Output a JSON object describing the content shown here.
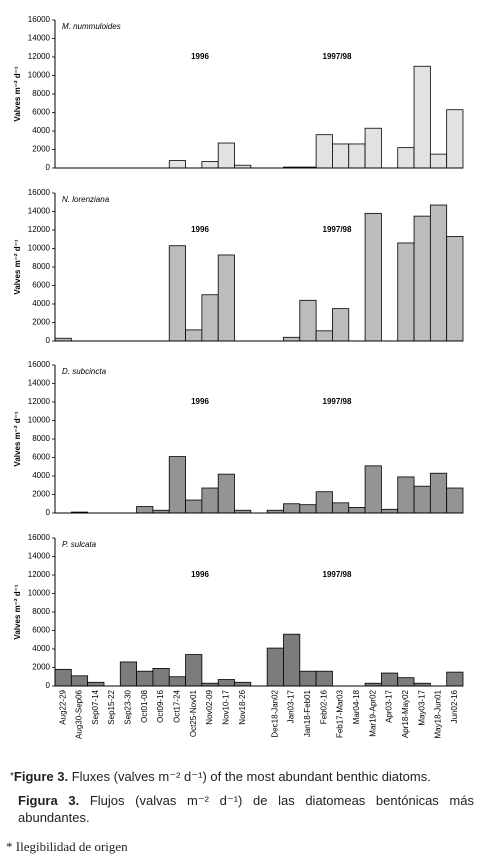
{
  "chart_data": [
    {
      "type": "bar",
      "label": "M. nummuloides",
      "ylabel": "Valves m⁻² d⁻¹",
      "annotations": [
        "1996",
        "1997/98"
      ],
      "color": "#e2e2e2",
      "ylim": [
        0,
        16000
      ],
      "yticks": [
        0,
        2000,
        4000,
        6000,
        8000,
        10000,
        12000,
        14000,
        16000
      ],
      "values": [
        0,
        0,
        0,
        0,
        0,
        0,
        0,
        800,
        0,
        700,
        2700,
        300,
        null,
        0,
        100,
        100,
        3600,
        2600,
        2600,
        4300,
        0,
        2200,
        11000,
        1500,
        6300
      ]
    },
    {
      "type": "bar",
      "label": "N. lorenziana",
      "ylabel": "Valves m⁻² d⁻¹",
      "annotations": [
        "1996",
        "1997/98"
      ],
      "color": "#bcbcbc",
      "ylim": [
        0,
        16000
      ],
      "yticks": [
        0,
        2000,
        4000,
        6000,
        8000,
        10000,
        12000,
        14000,
        16000
      ],
      "values": [
        300,
        0,
        0,
        0,
        0,
        0,
        0,
        10300,
        1200,
        5000,
        9300,
        0,
        null,
        0,
        400,
        4400,
        1100,
        3500,
        0,
        13800,
        0,
        10600,
        13500,
        14700,
        11300
      ]
    },
    {
      "type": "bar",
      "label": "D. subcincta",
      "ylabel": "Valves m⁻² d⁻¹",
      "annotations": [
        "1996",
        "1997/98"
      ],
      "color": "#949494",
      "ylim": [
        0,
        16000
      ],
      "yticks": [
        0,
        2000,
        4000,
        6000,
        8000,
        10000,
        12000,
        14000,
        16000
      ],
      "values": [
        0,
        100,
        0,
        0,
        0,
        700,
        300,
        6100,
        1400,
        2700,
        4200,
        300,
        null,
        300,
        1000,
        900,
        2300,
        1100,
        600,
        5100,
        400,
        3900,
        2900,
        4300,
        2700
      ]
    },
    {
      "type": "bar",
      "label": "P. sulcata",
      "ylabel": "Valves m⁻² d⁻¹",
      "annotations": [
        "1996",
        "1997/98"
      ],
      "color": "#7c7c7c",
      "ylim": [
        0,
        16000
      ],
      "yticks": [
        0,
        2000,
        4000,
        6000,
        8000,
        10000,
        12000,
        14000,
        16000
      ],
      "values": [
        1800,
        1100,
        400,
        0,
        2600,
        1600,
        1900,
        1000,
        3400,
        300,
        700,
        400,
        null,
        4100,
        5600,
        1600,
        1600,
        0,
        0,
        300,
        1400,
        900,
        300,
        0,
        1500
      ],
      "categories": [
        "Aug22-29",
        "Aug30-Sep06",
        "Sep07-14",
        "Sep15-22",
        "Sep23-30",
        "Oct01-08",
        "Oct09-16",
        "Oct17-24",
        "Oct25-Nov01",
        "Nov02-09",
        "Nov10-17",
        "Nov18-26",
        null,
        "Dec18-Jan02",
        "Jan03-17",
        "Jan18-Feb01",
        "Feb02-16",
        "Feb17-Mar03",
        "Mar04-18",
        "Mar19-Apr02",
        "Apr03-17",
        "Apr18-May02",
        "May03-17",
        "May18-Jun01",
        "Jun02-16"
      ]
    }
  ],
  "caption": {
    "marker": "*",
    "en_label": "Figure 3.",
    "en_text": "Fluxes (valves m⁻² d⁻¹) of the most abundant benthic diatoms.",
    "es_label": "Figura 3.",
    "es_text": "Flujos (valvas m⁻² d⁻¹) de las diatomeas bentónicas más abundantes."
  },
  "footnote": "* Ilegibilidad de origen"
}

☆ ☆ ☆ ☆ ☆

(INSTRUCTIONS FOR THE TASK) Give the data above again in full and unchanged, skipping the pictures.

(RESPONSE TO THE EXERCISE)
Output a JSON object describing the content shown here.
{
  "chart_data": [
    {
      "type": "bar",
      "label": "M. nummuloides",
      "ylabel": "Valves m⁻² d⁻¹",
      "annotations": [
        "1996",
        "1997/98"
      ],
      "color": "#e2e2e2",
      "ylim": [
        0,
        16000
      ],
      "yticks": [
        0,
        2000,
        4000,
        6000,
        8000,
        10000,
        12000,
        14000,
        16000
      ],
      "values": [
        0,
        0,
        0,
        0,
        0,
        0,
        0,
        800,
        0,
        700,
        2700,
        300,
        null,
        0,
        100,
        100,
        3600,
        2600,
        2600,
        4300,
        0,
        2200,
        11000,
        1500,
        6300
      ]
    },
    {
      "type": "bar",
      "label": "N. lorenziana",
      "ylabel": "Valves m⁻² d⁻¹",
      "annotations": [
        "1996",
        "1997/98"
      ],
      "color": "#bcbcbc",
      "ylim": [
        0,
        16000
      ],
      "yticks": [
        0,
        2000,
        4000,
        6000,
        8000,
        10000,
        12000,
        14000,
        16000
      ],
      "values": [
        300,
        0,
        0,
        0,
        0,
        0,
        0,
        10300,
        1200,
        5000,
        9300,
        0,
        null,
        0,
        400,
        4400,
        1100,
        3500,
        0,
        13800,
        0,
        10600,
        13500,
        14700,
        11300
      ]
    },
    {
      "type": "bar",
      "label": "D. subcincta",
      "ylabel": "Valves m⁻² d⁻¹",
      "annotations": [
        "1996",
        "1997/98"
      ],
      "color": "#949494",
      "ylim": [
        0,
        16000
      ],
      "yticks": [
        0,
        2000,
        4000,
        6000,
        8000,
        10000,
        12000,
        14000,
        16000
      ],
      "values": [
        0,
        100,
        0,
        0,
        0,
        700,
        300,
        6100,
        1400,
        2700,
        4200,
        300,
        null,
        300,
        1000,
        900,
        2300,
        1100,
        600,
        5100,
        400,
        3900,
        2900,
        4300,
        2700
      ]
    },
    {
      "type": "bar",
      "label": "P. sulcata",
      "ylabel": "Valves m⁻² d⁻¹",
      "annotations": [
        "1996",
        "1997/98"
      ],
      "color": "#7c7c7c",
      "ylim": [
        0,
        16000
      ],
      "yticks": [
        0,
        2000,
        4000,
        6000,
        8000,
        10000,
        12000,
        14000,
        16000
      ],
      "values": [
        1800,
        1100,
        400,
        0,
        2600,
        1600,
        1900,
        1000,
        3400,
        300,
        700,
        400,
        null,
        4100,
        5600,
        1600,
        1600,
        0,
        0,
        300,
        1400,
        900,
        300,
        0,
        1500
      ],
      "categories": [
        "Aug22-29",
        "Aug30-Sep06",
        "Sep07-14",
        "Sep15-22",
        "Sep23-30",
        "Oct01-08",
        "Oct09-16",
        "Oct17-24",
        "Oct25-Nov01",
        "Nov02-09",
        "Nov10-17",
        "Nov18-26",
        null,
        "Dec18-Jan02",
        "Jan03-17",
        "Jan18-Feb01",
        "Feb02-16",
        "Feb17-Mar03",
        "Mar04-18",
        "Mar19-Apr02",
        "Apr03-17",
        "Apr18-May02",
        "May03-17",
        "May18-Jun01",
        "Jun02-16"
      ]
    }
  ],
  "caption": {
    "marker": "*",
    "en_label": "Figure 3.",
    "en_text": "Fluxes (valves m⁻² d⁻¹) of the most abundant benthic diatoms.",
    "es_label": "Figura 3.",
    "es_text": "Flujos (valvas m⁻² d⁻¹) de las diatomeas bentónicas más abundantes."
  },
  "footnote": "* Ilegibilidad de origen"
}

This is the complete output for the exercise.